Stored dataset items
◆ ◆ ◆ ◆

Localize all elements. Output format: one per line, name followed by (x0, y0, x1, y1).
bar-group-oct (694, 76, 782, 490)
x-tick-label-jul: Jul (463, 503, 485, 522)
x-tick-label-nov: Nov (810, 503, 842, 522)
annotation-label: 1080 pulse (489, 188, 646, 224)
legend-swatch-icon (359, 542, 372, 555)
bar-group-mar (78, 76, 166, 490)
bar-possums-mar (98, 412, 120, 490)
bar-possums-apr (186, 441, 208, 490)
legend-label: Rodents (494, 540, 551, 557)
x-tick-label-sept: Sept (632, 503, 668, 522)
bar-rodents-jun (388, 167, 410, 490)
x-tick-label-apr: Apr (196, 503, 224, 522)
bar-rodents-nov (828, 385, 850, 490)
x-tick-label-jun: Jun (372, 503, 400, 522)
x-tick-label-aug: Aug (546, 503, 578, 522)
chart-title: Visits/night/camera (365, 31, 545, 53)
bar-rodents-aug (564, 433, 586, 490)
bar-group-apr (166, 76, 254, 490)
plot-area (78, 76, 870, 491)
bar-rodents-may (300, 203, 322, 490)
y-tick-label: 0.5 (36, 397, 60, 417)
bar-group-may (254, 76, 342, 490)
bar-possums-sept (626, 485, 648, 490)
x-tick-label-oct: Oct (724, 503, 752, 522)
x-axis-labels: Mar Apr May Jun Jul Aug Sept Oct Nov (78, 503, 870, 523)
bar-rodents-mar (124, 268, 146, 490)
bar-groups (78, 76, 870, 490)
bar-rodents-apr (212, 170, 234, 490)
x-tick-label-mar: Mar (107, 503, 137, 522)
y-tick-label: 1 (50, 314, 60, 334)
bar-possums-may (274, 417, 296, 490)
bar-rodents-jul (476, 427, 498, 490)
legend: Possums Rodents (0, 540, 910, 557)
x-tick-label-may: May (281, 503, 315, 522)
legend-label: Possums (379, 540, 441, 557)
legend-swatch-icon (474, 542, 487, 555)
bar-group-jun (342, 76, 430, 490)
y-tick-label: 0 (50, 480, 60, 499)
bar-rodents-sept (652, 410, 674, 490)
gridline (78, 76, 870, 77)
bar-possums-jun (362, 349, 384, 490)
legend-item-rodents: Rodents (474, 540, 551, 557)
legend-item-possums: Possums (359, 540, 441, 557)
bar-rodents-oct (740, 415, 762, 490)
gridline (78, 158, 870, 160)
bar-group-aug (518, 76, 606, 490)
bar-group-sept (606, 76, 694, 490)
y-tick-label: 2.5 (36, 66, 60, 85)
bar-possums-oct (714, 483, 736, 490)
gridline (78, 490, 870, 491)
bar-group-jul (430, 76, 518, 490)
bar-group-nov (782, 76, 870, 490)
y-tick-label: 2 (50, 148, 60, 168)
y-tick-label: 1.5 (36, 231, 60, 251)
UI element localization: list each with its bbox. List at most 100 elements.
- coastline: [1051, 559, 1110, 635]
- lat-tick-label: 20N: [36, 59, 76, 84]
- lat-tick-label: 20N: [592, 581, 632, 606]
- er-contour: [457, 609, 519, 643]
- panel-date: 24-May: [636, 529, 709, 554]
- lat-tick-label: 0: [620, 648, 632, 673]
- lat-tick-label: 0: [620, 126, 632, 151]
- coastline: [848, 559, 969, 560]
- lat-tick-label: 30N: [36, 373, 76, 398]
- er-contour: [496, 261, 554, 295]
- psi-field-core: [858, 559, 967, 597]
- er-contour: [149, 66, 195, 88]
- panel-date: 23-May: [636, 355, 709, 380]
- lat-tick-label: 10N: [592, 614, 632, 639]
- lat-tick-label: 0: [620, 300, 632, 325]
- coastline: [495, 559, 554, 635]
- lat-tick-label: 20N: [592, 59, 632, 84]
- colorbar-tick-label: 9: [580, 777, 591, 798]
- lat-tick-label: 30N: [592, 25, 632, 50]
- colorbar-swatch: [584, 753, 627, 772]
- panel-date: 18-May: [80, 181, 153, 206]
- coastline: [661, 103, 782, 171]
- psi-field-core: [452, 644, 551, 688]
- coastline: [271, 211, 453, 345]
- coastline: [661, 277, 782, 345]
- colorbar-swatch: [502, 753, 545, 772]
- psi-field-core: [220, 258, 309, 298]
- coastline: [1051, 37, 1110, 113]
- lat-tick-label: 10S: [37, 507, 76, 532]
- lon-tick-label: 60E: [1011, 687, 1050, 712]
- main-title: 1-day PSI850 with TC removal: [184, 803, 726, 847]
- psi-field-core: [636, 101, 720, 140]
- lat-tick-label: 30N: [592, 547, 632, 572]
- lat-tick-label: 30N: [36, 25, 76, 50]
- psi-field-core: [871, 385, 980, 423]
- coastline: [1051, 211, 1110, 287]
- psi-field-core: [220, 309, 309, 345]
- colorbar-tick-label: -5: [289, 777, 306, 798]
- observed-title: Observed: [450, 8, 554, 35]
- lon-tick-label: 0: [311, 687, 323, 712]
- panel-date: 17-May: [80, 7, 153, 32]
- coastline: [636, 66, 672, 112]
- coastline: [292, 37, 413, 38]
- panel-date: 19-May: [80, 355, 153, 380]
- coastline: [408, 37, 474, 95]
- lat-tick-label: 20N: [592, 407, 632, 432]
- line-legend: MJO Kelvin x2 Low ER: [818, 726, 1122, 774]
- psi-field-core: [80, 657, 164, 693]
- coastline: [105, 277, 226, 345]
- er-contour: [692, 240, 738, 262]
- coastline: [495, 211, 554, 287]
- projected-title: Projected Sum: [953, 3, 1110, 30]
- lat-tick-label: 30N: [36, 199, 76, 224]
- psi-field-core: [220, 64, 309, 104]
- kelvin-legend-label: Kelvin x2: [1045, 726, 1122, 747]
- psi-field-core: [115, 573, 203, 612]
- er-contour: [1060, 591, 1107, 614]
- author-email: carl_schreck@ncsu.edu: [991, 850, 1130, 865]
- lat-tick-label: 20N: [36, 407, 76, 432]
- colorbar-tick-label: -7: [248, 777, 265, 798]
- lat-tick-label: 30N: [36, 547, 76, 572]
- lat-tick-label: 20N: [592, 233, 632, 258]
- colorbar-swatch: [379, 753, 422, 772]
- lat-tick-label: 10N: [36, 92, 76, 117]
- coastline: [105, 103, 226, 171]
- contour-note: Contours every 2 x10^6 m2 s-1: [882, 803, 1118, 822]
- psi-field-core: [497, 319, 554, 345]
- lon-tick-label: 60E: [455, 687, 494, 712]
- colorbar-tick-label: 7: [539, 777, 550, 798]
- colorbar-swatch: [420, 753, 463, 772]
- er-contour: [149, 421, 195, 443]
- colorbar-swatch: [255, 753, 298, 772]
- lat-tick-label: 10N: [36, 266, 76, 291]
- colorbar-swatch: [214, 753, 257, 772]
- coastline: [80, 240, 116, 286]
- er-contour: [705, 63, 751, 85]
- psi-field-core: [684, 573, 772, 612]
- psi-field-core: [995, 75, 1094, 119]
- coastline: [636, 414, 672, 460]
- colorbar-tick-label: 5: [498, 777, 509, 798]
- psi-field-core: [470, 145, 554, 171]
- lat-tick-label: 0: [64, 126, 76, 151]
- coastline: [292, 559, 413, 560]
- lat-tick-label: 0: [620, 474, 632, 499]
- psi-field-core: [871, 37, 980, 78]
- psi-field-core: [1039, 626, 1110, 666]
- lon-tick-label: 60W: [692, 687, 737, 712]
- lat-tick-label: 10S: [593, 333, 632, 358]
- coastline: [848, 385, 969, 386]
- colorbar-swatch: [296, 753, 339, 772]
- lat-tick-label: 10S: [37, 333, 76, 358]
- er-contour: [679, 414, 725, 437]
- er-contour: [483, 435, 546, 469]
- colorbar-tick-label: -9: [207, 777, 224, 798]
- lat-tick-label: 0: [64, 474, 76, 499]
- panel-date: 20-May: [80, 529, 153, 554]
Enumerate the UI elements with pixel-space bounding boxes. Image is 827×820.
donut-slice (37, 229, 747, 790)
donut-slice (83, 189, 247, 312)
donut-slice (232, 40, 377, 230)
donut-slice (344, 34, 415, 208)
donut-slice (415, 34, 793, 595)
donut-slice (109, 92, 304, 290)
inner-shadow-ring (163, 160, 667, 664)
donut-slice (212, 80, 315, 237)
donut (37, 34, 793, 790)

◆ ◆ ◆ ◆

Copy the lines of the material exactly, starting at its first line and ending after the line that contains "x-tick-label-jun: Jun (372, 503, 400, 522)".

ANSWER TO THE EXERCISE:
Localize all elements. Output format: one per line, name followed by (x0, y0, x1, y1).
bar-group-oct (694, 76, 782, 490)
x-tick-label-jul: Jul (463, 503, 485, 522)
x-tick-label-nov: Nov (810, 503, 842, 522)
annotation-label: 1080 pulse (489, 188, 646, 224)
legend-swatch-icon (359, 542, 372, 555)
bar-group-mar (78, 76, 166, 490)
bar-possums-mar (98, 412, 120, 490)
bar-possums-apr (186, 441, 208, 490)
legend-label: Rodents (494, 540, 551, 557)
x-tick-label-sept: Sept (632, 503, 668, 522)
bar-rodents-jun (388, 167, 410, 490)
x-tick-label-apr: Apr (196, 503, 224, 522)
bar-rodents-nov (828, 385, 850, 490)
x-tick-label-jun: Jun (372, 503, 400, 522)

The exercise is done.